PROBLEM TO WORK ON: Print the line containing "Extract all readable text from this page." and each line after it through the end, please, with nothing added.

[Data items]
============================================================

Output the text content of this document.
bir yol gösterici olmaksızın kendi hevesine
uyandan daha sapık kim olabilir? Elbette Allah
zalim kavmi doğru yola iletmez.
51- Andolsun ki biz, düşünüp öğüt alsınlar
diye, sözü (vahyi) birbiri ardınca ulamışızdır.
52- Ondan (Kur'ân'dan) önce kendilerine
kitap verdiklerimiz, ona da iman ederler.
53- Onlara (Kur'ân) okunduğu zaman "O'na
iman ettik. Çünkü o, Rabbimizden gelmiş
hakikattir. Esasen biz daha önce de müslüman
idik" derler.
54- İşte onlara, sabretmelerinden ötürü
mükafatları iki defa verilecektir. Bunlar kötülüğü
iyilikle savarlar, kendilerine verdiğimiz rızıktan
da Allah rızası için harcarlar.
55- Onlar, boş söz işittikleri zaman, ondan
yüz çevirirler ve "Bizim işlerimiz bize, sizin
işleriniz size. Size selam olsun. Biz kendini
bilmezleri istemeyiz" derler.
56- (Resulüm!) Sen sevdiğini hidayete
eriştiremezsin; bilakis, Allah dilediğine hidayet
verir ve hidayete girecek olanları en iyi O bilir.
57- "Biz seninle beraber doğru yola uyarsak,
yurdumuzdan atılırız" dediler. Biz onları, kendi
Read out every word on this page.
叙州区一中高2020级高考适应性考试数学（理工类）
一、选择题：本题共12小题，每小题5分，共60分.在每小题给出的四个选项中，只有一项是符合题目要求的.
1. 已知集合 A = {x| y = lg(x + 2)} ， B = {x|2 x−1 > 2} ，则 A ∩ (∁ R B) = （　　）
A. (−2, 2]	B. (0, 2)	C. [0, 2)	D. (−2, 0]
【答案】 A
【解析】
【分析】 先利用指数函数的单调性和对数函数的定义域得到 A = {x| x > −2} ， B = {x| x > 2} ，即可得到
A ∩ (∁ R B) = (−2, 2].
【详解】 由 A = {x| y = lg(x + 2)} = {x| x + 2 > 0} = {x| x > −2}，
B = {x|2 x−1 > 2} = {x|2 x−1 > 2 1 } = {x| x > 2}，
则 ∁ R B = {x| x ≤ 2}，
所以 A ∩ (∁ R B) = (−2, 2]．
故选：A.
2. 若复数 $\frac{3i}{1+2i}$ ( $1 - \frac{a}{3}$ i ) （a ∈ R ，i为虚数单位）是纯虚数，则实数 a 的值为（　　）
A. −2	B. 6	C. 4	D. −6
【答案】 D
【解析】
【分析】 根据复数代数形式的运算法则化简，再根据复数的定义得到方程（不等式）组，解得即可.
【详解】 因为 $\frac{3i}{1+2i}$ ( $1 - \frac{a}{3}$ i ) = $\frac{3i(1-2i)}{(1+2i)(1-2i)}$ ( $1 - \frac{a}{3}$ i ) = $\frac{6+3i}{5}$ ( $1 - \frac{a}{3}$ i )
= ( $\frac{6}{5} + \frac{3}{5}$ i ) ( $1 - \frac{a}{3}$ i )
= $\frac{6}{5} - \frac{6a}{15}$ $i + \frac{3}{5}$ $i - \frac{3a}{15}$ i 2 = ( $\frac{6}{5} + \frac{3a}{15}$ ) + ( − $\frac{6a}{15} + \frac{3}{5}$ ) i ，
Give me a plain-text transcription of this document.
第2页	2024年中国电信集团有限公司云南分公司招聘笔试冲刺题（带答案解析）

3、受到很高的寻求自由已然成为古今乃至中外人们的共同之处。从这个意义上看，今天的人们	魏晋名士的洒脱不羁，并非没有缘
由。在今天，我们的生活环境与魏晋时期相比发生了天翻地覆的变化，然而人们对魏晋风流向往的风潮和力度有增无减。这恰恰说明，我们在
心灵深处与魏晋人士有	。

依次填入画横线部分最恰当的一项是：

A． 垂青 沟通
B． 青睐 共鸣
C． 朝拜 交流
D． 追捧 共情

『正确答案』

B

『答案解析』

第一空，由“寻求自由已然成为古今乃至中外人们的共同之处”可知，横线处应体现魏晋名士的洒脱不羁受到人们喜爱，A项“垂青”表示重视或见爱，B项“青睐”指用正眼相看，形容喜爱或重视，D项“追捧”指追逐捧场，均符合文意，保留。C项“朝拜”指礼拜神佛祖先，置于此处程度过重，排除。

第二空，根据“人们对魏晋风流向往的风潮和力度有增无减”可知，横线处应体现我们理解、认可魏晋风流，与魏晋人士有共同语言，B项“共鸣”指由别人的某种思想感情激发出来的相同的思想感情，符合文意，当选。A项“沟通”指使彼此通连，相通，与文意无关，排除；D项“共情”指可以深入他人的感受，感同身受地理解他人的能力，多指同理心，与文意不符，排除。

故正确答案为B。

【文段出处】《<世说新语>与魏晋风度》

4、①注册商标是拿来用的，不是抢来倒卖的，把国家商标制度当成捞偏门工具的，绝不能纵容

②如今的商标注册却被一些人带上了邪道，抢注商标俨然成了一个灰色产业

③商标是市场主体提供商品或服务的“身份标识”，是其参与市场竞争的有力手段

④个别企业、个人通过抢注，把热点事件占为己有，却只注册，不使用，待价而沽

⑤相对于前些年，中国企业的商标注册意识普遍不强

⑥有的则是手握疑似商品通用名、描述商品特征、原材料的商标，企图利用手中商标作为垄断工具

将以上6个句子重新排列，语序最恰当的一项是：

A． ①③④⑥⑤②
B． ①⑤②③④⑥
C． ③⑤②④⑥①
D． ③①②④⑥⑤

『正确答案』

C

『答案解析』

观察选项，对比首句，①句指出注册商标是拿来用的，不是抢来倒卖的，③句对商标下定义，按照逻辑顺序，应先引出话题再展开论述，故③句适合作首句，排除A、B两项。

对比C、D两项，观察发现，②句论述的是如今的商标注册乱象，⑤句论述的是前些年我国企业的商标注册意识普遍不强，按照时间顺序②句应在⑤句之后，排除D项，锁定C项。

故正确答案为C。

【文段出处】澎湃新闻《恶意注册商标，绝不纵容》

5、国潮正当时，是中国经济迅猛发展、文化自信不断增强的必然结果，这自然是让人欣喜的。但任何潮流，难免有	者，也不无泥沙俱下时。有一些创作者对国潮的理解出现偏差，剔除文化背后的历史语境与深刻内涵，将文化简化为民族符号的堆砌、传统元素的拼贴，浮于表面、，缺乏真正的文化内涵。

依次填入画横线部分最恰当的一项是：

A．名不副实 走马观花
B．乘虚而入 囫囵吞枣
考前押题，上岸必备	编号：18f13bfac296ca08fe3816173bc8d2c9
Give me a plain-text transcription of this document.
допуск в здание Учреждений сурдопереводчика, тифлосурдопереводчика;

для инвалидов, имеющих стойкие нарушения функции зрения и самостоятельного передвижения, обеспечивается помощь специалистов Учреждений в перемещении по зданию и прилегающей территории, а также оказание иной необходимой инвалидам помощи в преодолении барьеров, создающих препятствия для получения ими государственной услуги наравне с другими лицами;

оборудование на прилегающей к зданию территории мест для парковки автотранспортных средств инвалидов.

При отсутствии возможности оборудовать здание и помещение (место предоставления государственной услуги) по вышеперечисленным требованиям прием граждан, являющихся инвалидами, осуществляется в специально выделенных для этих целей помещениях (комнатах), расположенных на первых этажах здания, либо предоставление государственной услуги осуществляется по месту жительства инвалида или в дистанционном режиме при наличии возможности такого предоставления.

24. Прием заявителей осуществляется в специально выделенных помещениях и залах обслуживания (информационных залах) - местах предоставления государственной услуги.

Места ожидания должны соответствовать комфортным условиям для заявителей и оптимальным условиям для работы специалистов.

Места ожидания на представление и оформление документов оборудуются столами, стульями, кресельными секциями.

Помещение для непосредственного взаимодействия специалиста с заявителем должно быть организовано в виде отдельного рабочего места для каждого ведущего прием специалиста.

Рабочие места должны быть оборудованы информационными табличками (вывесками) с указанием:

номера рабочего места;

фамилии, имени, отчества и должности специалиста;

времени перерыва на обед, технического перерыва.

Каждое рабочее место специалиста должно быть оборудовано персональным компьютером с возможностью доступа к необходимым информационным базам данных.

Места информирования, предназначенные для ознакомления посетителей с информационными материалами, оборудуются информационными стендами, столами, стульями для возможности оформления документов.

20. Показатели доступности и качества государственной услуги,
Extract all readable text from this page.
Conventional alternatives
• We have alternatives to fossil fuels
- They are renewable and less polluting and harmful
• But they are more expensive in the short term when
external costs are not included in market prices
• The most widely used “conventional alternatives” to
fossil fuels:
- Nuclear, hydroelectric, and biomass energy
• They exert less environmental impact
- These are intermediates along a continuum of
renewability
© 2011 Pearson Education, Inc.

============================================================

ANSWER FOR THIS EXERCISE:
Extract all readable text from this page.
Conventional alternatives
• We have alternatives to fossil fuels
- They are renewable and less polluting and harmful
• But they are more expensive in the short term when
external costs are not included in market prices
• The most widely used “conventional alternatives” to
fossil fuels:
- Nuclear, hydroelectric, and biomass energy
• They exert less environmental impact
- These are intermediates along a continuum of
renewability
© 2011 Pearson Education, Inc.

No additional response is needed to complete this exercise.